* _Exercise_
Search the data below for "Cortex"; list each line that holds it.

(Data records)

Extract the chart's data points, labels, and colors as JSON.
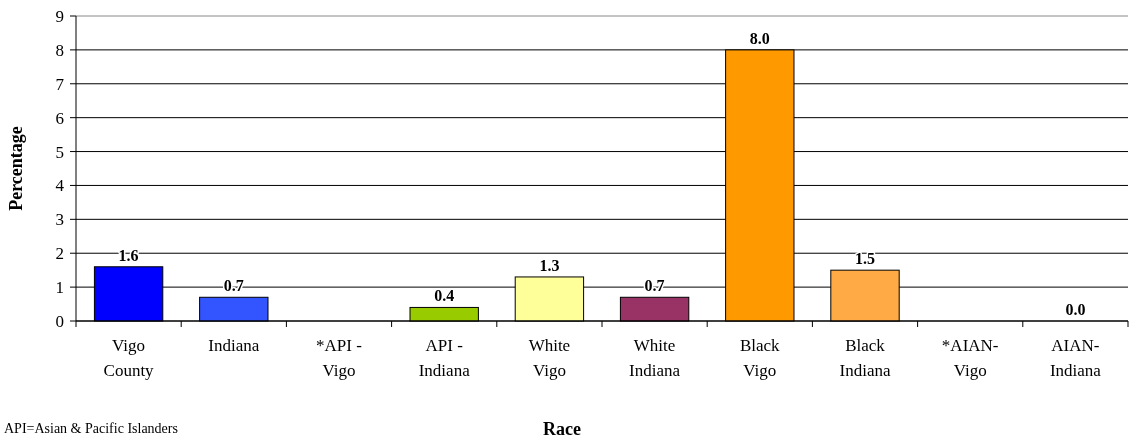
{
  "chart_data": {
    "type": "bar",
    "xlabel": "Race",
    "ylabel": "Percentage",
    "categories": [
      "Vigo County",
      "Indiana",
      "*API - Vigo",
      "API - Indiana",
      "White Vigo",
      "White Indiana",
      "Black Vigo",
      "Black Indiana",
      "*AIAN-Vigo",
      "AIAN-Indiana"
    ],
    "values": [
      1.6,
      0.7,
      null,
      0.4,
      1.3,
      0.7,
      8.0,
      1.5,
      null,
      0.0
    ],
    "value_labels": [
      "1.6",
      "0.7",
      null,
      "0.4",
      "1.3",
      "0.7",
      "8.0",
      "1.5",
      null,
      "0.0"
    ],
    "colors": [
      "#0000ff",
      "#3355ff",
      null,
      "#99cc00",
      "#ffff99",
      "#993366",
      "#ff9900",
      "#ffaa44",
      null,
      "#999999"
    ],
    "ylim": [
      0,
      9
    ],
    "yticks": [
      0,
      1,
      2,
      3,
      4,
      5,
      6,
      7,
      8,
      9
    ],
    "grid": "y",
    "annotations": [
      "API=Asian & Pacific Islanders"
    ]
  }
}
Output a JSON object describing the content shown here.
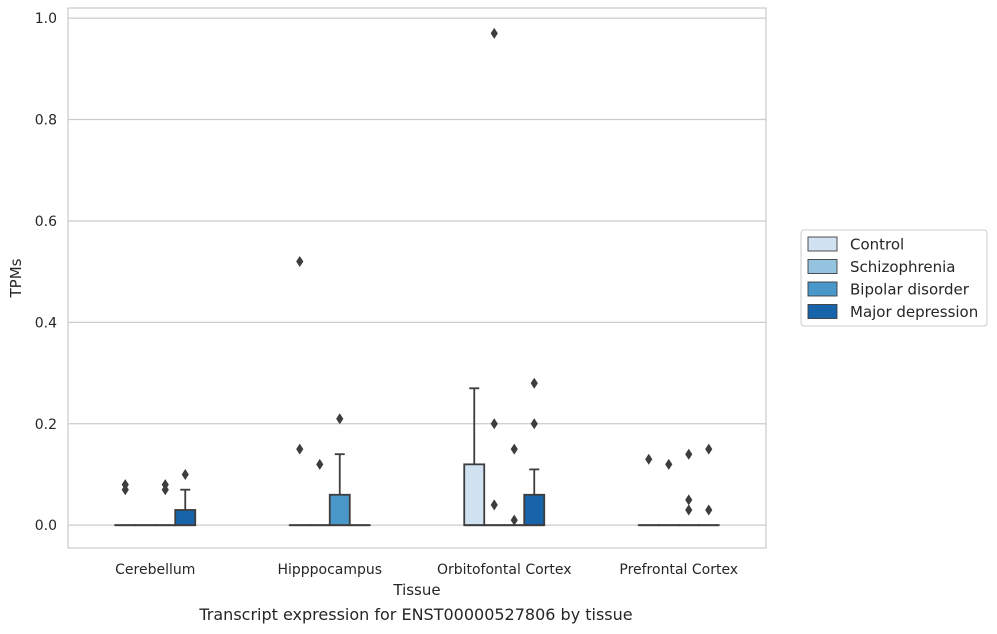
{
  "caption": "Transcript expression for ENST00000527806 by tissue",
  "chart_data": {
    "type": "box",
    "xlabel": "Tissue",
    "ylabel": "TPMs",
    "ylim": [
      -0.045,
      1.02
    ],
    "yticks": [
      0.0,
      0.2,
      0.4,
      0.6,
      0.8,
      1.0
    ],
    "ytick_labels": [
      "0.0",
      "0.2",
      "0.4",
      "0.6",
      "0.8",
      "1.0"
    ],
    "grid": "horizontal",
    "legend_position": "right",
    "categories": [
      "Cerebellum",
      "Hipppocampus",
      "Orbitofontal Cortex",
      "Prefrontal Cortex"
    ],
    "series": [
      {
        "name": "Control",
        "color": "#d0e1f2",
        "boxes": [
          {
            "q1": 0,
            "median": 0,
            "q3": 0,
            "whislo": 0,
            "whishi": 0,
            "fliers": [
              0.07,
              0.08
            ]
          },
          {
            "q1": 0,
            "median": 0,
            "q3": 0,
            "whislo": 0,
            "whishi": 0,
            "fliers": [
              0.15,
              0.52
            ]
          },
          {
            "q1": 0,
            "median": 0,
            "q3": 0.12,
            "whislo": 0,
            "whishi": 0.27,
            "fliers": []
          },
          {
            "q1": 0,
            "median": 0,
            "q3": 0,
            "whislo": 0,
            "whishi": 0,
            "fliers": [
              0.13
            ]
          }
        ]
      },
      {
        "name": "Schizophrenia",
        "color": "#94c4df",
        "boxes": [
          {
            "q1": 0,
            "median": 0,
            "q3": 0,
            "whislo": 0,
            "whishi": 0,
            "fliers": []
          },
          {
            "q1": 0,
            "median": 0,
            "q3": 0,
            "whislo": 0,
            "whishi": 0,
            "fliers": [
              0.12
            ]
          },
          {
            "q1": 0,
            "median": 0,
            "q3": 0,
            "whislo": 0,
            "whishi": 0,
            "fliers": [
              0.04,
              0.2,
              0.97
            ]
          },
          {
            "q1": 0,
            "median": 0,
            "q3": 0,
            "whislo": 0,
            "whishi": 0,
            "fliers": [
              0.12
            ]
          }
        ]
      },
      {
        "name": "Bipolar disorder",
        "color": "#4a98c9",
        "boxes": [
          {
            "q1": 0,
            "median": 0,
            "q3": 0,
            "whislo": 0,
            "whishi": 0,
            "fliers": [
              0.07,
              0.08
            ]
          },
          {
            "q1": 0,
            "median": 0,
            "q3": 0.06,
            "whislo": 0,
            "whishi": 0.14,
            "fliers": [
              0.21
            ]
          },
          {
            "q1": 0,
            "median": 0,
            "q3": 0,
            "whislo": 0,
            "whishi": 0,
            "fliers": [
              0.01,
              0.15
            ]
          },
          {
            "q1": 0,
            "median": 0,
            "q3": 0,
            "whislo": 0,
            "whishi": 0,
            "fliers": [
              0.03,
              0.05,
              0.14
            ]
          }
        ]
      },
      {
        "name": "Major depression",
        "color": "#1764ab",
        "boxes": [
          {
            "q1": 0,
            "median": 0,
            "q3": 0.03,
            "whislo": 0,
            "whishi": 0.07,
            "fliers": [
              0.1
            ]
          },
          {
            "q1": 0,
            "median": 0,
            "q3": 0,
            "whislo": 0,
            "whishi": 0,
            "fliers": []
          },
          {
            "q1": 0,
            "median": 0,
            "q3": 0.06,
            "whislo": 0,
            "whishi": 0.11,
            "fliers": [
              0.2,
              0.28
            ]
          },
          {
            "q1": 0,
            "median": 0,
            "q3": 0,
            "whislo": 0,
            "whishi": 0,
            "fliers": [
              0.03,
              0.15
            ]
          }
        ]
      }
    ]
  }
}
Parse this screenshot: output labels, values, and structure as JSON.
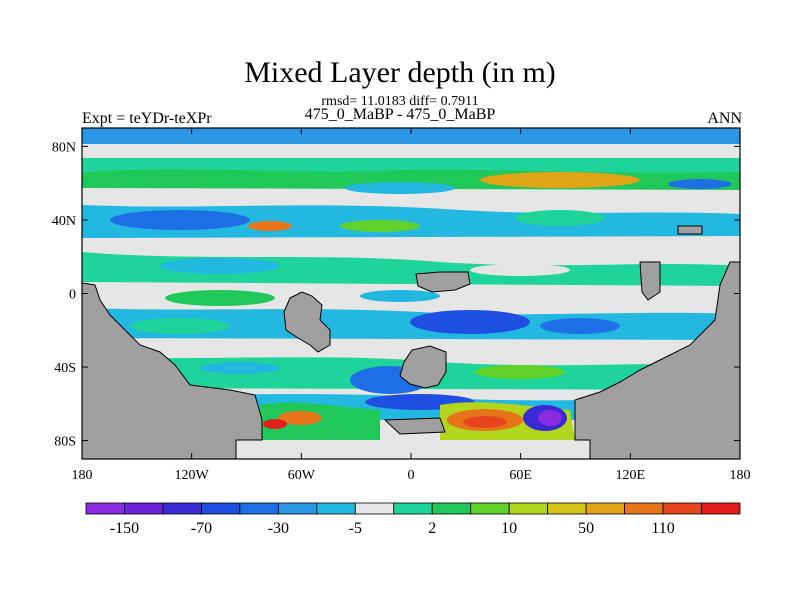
{
  "chart_data": {
    "type": "heatmap",
    "title": "Mixed Layer depth (in m)",
    "stats_line": "rmsd= 11.0183 diff= 0.7911",
    "subtitle": "475_0_MaBP - 475_0_MaBP",
    "left_label": "Expt = teYDr-teXPr",
    "right_label": "ANN",
    "x_axis": {
      "range": [
        -180,
        180
      ],
      "ticks": [
        -180,
        -120,
        -60,
        0,
        60,
        120,
        180
      ],
      "tick_labels": [
        "180",
        "120W",
        "60W",
        "0",
        "60E",
        "120E",
        "180"
      ]
    },
    "y_axis": {
      "range": [
        -90,
        90
      ],
      "ticks": [
        80,
        40,
        0,
        -40,
        -80
      ],
      "tick_labels": [
        "80N",
        "40N",
        "0",
        "40S",
        "80S"
      ]
    },
    "colorbar": {
      "colors": [
        "#8a2be2",
        "#6a1fd9",
        "#3a2ad6",
        "#1f4fe0",
        "#1e6fe6",
        "#2a96e4",
        "#22b8e0",
        "#e6e6e6",
        "#1fd49a",
        "#20c85a",
        "#62d12a",
        "#b3d61d",
        "#d6c81a",
        "#e2a417",
        "#e8741a",
        "#e8451f",
        "#e21d1d"
      ],
      "labels": [
        "-150",
        "-70",
        "-30",
        "-5",
        "2",
        "10",
        "50",
        "110"
      ]
    },
    "field_description": "Difference in annual mean mixed layer depth (m) on a global lat-lon grid; land masked in gray"
  }
}
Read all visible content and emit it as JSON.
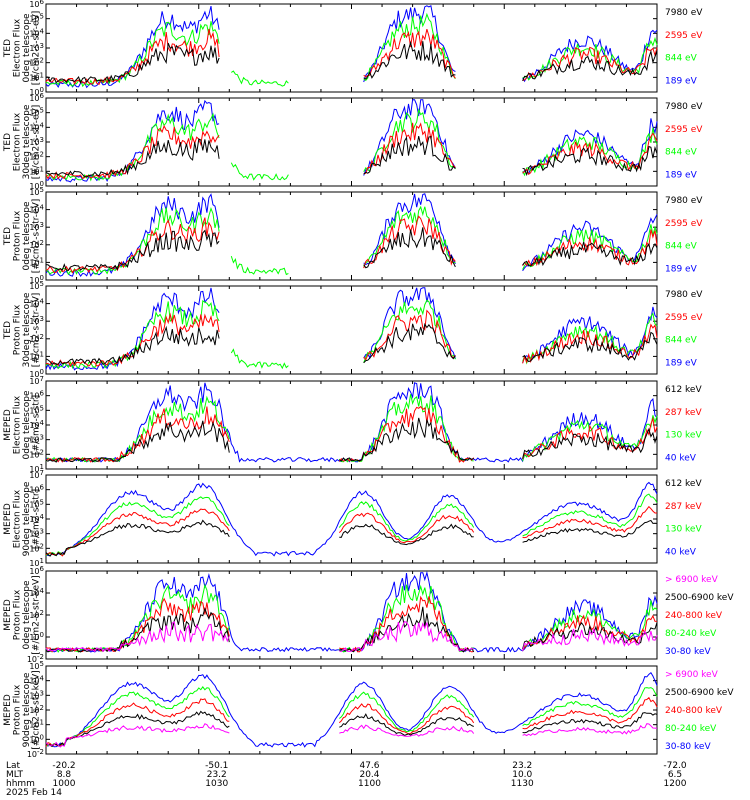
{
  "date_label": "2025 Feb 14",
  "colors": {
    "blue": "#0000ff",
    "red": "#ff0000",
    "green": "#00ff00",
    "black": "#000000",
    "magenta": "#ff00ff"
  },
  "x_axis": {
    "row_labels": [
      "Lat",
      "MLT",
      "hhmm"
    ],
    "ticks": [
      {
        "lat": "-20.2",
        "mlt": "8.8",
        "hhmm": "1000"
      },
      {
        "lat": "-50.1",
        "mlt": "23.2",
        "hhmm": "1030"
      },
      {
        "lat": "47.6",
        "mlt": "20.4",
        "hhmm": "1100"
      },
      {
        "lat": "23.2",
        "mlt": "10.0",
        "hhmm": "1130"
      },
      {
        "lat": "-72.0",
        "mlt": "6.5",
        "hhmm": "1200"
      }
    ]
  },
  "chart_data": [
    {
      "type": "line",
      "title_lines": [
        "TED",
        "Electron Flux",
        "0deg telescope",
        "[#/cm2-s-str-eV]"
      ],
      "y_ticks": [
        "10^0",
        "10^1",
        "10^2",
        "10^3",
        "10^4",
        "10^5",
        "10^6"
      ],
      "series": [
        {
          "name": "7980 eV",
          "color": "#000000"
        },
        {
          "name": "2595 eV",
          "color": "#ff0000"
        },
        {
          "name": "844 eV",
          "color": "#00ff00"
        },
        {
          "name": "189 eV",
          "color": "#0000ff"
        }
      ]
    },
    {
      "type": "line",
      "title_lines": [
        "TED",
        "Electron Flux",
        "30deg telescope",
        "[#/cm2-s-str-eV]"
      ],
      "y_ticks": [
        "10^0",
        "10^1",
        "10^2",
        "10^3",
        "10^4",
        "10^5",
        "10^6"
      ],
      "series": [
        {
          "name": "7980 eV",
          "color": "#000000"
        },
        {
          "name": "2595 eV",
          "color": "#ff0000"
        },
        {
          "name": "844 eV",
          "color": "#00ff00"
        },
        {
          "name": "189 eV",
          "color": "#0000ff"
        }
      ]
    },
    {
      "type": "line",
      "title_lines": [
        "TED",
        "Proton Flux",
        "0deg telescope",
        "[#/cm2-s-str-eV]"
      ],
      "y_ticks": [
        "10^0",
        "10^1",
        "10^2",
        "10^3",
        "10^4",
        "10^5"
      ],
      "series": [
        {
          "name": "7980 eV",
          "color": "#000000"
        },
        {
          "name": "2595 eV",
          "color": "#ff0000"
        },
        {
          "name": "844 eV",
          "color": "#00ff00"
        },
        {
          "name": "189 eV",
          "color": "#0000ff"
        }
      ]
    },
    {
      "type": "line",
      "title_lines": [
        "TED",
        "Proton Flux",
        "30deg telescope",
        "[#/cm2-s-str-eV]"
      ],
      "y_ticks": [
        "10^0",
        "10^1",
        "10^2",
        "10^3",
        "10^4",
        "10^5"
      ],
      "series": [
        {
          "name": "7980 eV",
          "color": "#000000"
        },
        {
          "name": "2595 eV",
          "color": "#ff0000"
        },
        {
          "name": "844 eV",
          "color": "#00ff00"
        },
        {
          "name": "189 eV",
          "color": "#0000ff"
        }
      ]
    },
    {
      "type": "line",
      "title_lines": [
        "MEPED",
        "Electron Flux",
        "0deg telescope",
        "[#/cm2-s-str]"
      ],
      "y_ticks": [
        "10^1",
        "10^2",
        "10^3",
        "10^4",
        "10^5",
        "10^6",
        "10^7"
      ],
      "series": [
        {
          "name": "612 keV",
          "color": "#000000"
        },
        {
          "name": "287 keV",
          "color": "#ff0000"
        },
        {
          "name": "130 keV",
          "color": "#00ff00"
        },
        {
          "name": "40 keV",
          "color": "#0000ff"
        }
      ]
    },
    {
      "type": "line",
      "title_lines": [
        "MEPED",
        "Electron Flux",
        "90deg telescope",
        "[#/cm2-s-str]"
      ],
      "y_ticks": [
        "10^1",
        "10^2",
        "10^3",
        "10^4",
        "10^5",
        "10^6",
        "10^7"
      ],
      "series": [
        {
          "name": "612 keV",
          "color": "#000000"
        },
        {
          "name": "287 keV",
          "color": "#ff0000"
        },
        {
          "name": "130 keV",
          "color": "#00ff00"
        },
        {
          "name": "40 keV",
          "color": "#0000ff"
        }
      ]
    },
    {
      "type": "line",
      "title_lines": [
        "MEPED",
        "Proton Flux",
        "0deg telescope",
        "[#/cm2-s-str-keV]"
      ],
      "y_ticks": [
        "10^-2",
        "10^0",
        "10^2",
        "10^4",
        "10^6"
      ],
      "series": [
        {
          "name": "> 6900 keV",
          "color": "#ff00ff"
        },
        {
          "name": "2500-6900 keV",
          "color": "#000000"
        },
        {
          "name": "240-800 keV",
          "color": "#ff0000"
        },
        {
          "name": "80-240 keV",
          "color": "#00ff00"
        },
        {
          "name": "30-80 keV",
          "color": "#0000ff"
        }
      ]
    },
    {
      "type": "line",
      "title_lines": [
        "MEPED",
        "Proton Flux",
        "90deg telescope",
        "[#/cm2-s-str-keV]"
      ],
      "y_ticks": [
        "10^-2",
        "10^0",
        "10^1",
        "10^2",
        "10^3",
        "10^4",
        "10^5"
      ],
      "series": [
        {
          "name": "> 6900 keV",
          "color": "#ff00ff"
        },
        {
          "name": "2500-6900 keV",
          "color": "#000000"
        },
        {
          "name": "240-800 keV",
          "color": "#ff0000"
        },
        {
          "name": "80-240 keV",
          "color": "#00ff00"
        },
        {
          "name": "30-80 keV",
          "color": "#0000ff"
        }
      ]
    }
  ]
}
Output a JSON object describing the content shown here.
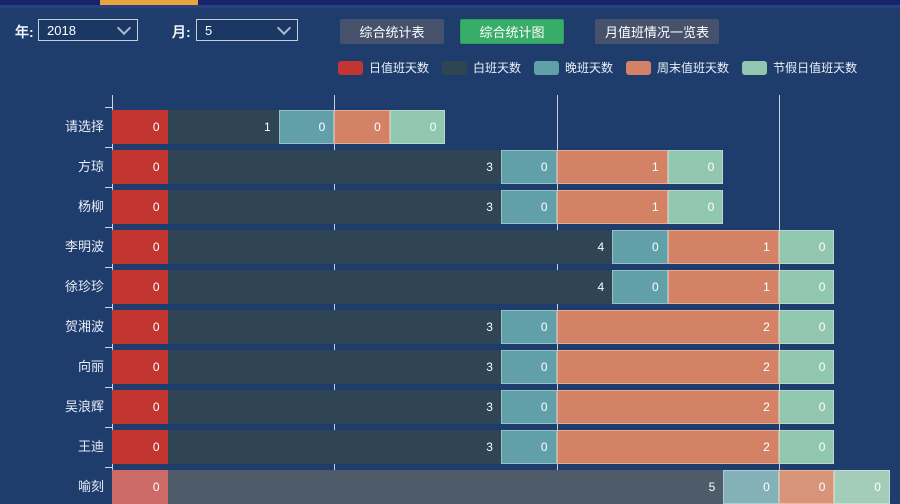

* _Result of this task_
      "Orbitofontal Cortex",
      "Prefrontal Cortex"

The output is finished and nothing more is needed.